[Dataset excerpts]
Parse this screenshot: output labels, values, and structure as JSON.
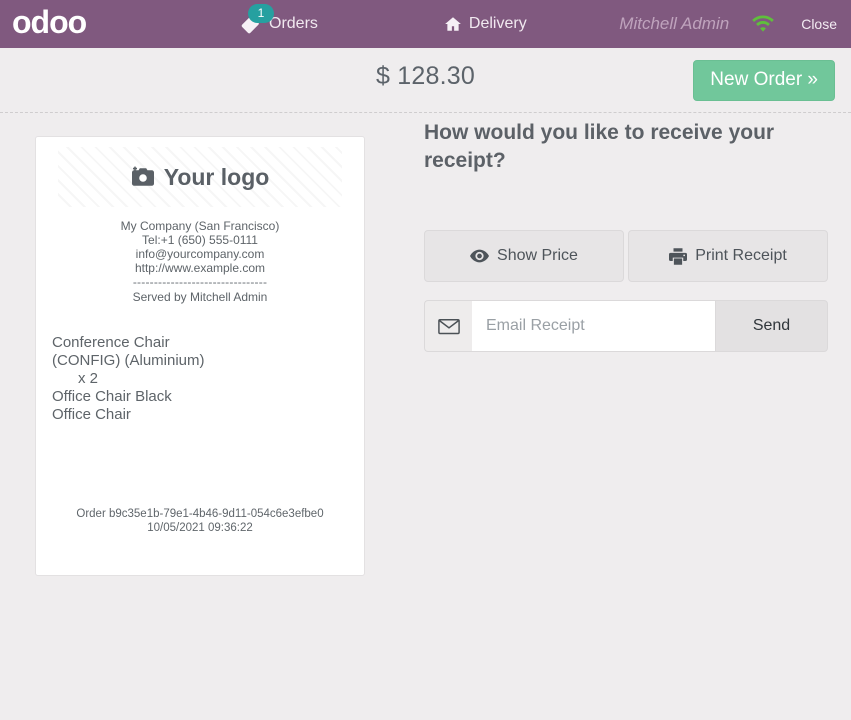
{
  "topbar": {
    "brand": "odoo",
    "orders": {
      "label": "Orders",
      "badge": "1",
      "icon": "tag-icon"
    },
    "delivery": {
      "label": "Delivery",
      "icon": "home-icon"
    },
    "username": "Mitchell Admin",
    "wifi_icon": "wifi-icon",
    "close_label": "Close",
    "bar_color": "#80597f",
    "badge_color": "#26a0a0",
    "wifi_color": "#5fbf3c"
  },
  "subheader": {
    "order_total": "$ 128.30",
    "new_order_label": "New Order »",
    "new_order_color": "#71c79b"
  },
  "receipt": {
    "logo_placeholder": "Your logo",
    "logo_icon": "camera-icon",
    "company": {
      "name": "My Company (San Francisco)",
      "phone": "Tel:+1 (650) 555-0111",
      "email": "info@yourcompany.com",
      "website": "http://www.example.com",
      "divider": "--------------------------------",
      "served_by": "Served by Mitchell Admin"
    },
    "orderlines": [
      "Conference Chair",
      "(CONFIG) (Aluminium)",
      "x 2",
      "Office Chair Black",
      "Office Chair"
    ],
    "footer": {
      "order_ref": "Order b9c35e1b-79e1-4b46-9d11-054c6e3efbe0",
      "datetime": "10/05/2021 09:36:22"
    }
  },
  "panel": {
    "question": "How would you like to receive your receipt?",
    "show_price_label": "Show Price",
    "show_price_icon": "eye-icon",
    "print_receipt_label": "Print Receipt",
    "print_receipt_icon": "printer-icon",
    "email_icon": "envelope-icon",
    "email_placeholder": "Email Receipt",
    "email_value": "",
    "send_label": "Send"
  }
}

▶ _Problem_
Replicate the material above verbatim; images stay out of the copy.

▶ _Answer to the problem_
Parse this screenshot: output labels, values, and structure as JSON.
{
  "topbar": {
    "brand": "odoo",
    "orders": {
      "label": "Orders",
      "badge": "1",
      "icon": "tag-icon"
    },
    "delivery": {
      "label": "Delivery",
      "icon": "home-icon"
    },
    "username": "Mitchell Admin",
    "wifi_icon": "wifi-icon",
    "close_label": "Close",
    "bar_color": "#80597f",
    "badge_color": "#26a0a0",
    "wifi_color": "#5fbf3c"
  },
  "subheader": {
    "order_total": "$ 128.30",
    "new_order_label": "New Order »",
    "new_order_color": "#71c79b"
  },
  "receipt": {
    "logo_placeholder": "Your logo",
    "logo_icon": "camera-icon",
    "company": {
      "name": "My Company (San Francisco)",
      "phone": "Tel:+1 (650) 555-0111",
      "email": "info@yourcompany.com",
      "website": "http://www.example.com",
      "divider": "--------------------------------",
      "served_by": "Served by Mitchell Admin"
    },
    "orderlines": [
      "Conference Chair",
      "(CONFIG) (Aluminium)",
      "x 2",
      "Office Chair Black",
      "Office Chair"
    ],
    "footer": {
      "order_ref": "Order b9c35e1b-79e1-4b46-9d11-054c6e3efbe0",
      "datetime": "10/05/2021 09:36:22"
    }
  },
  "panel": {
    "question": "How would you like to receive your receipt?",
    "show_price_label": "Show Price",
    "show_price_icon": "eye-icon",
    "print_receipt_label": "Print Receipt",
    "print_receipt_icon": "printer-icon",
    "email_icon": "envelope-icon",
    "email_placeholder": "Email Receipt",
    "email_value": "",
    "send_label": "Send"
  }
}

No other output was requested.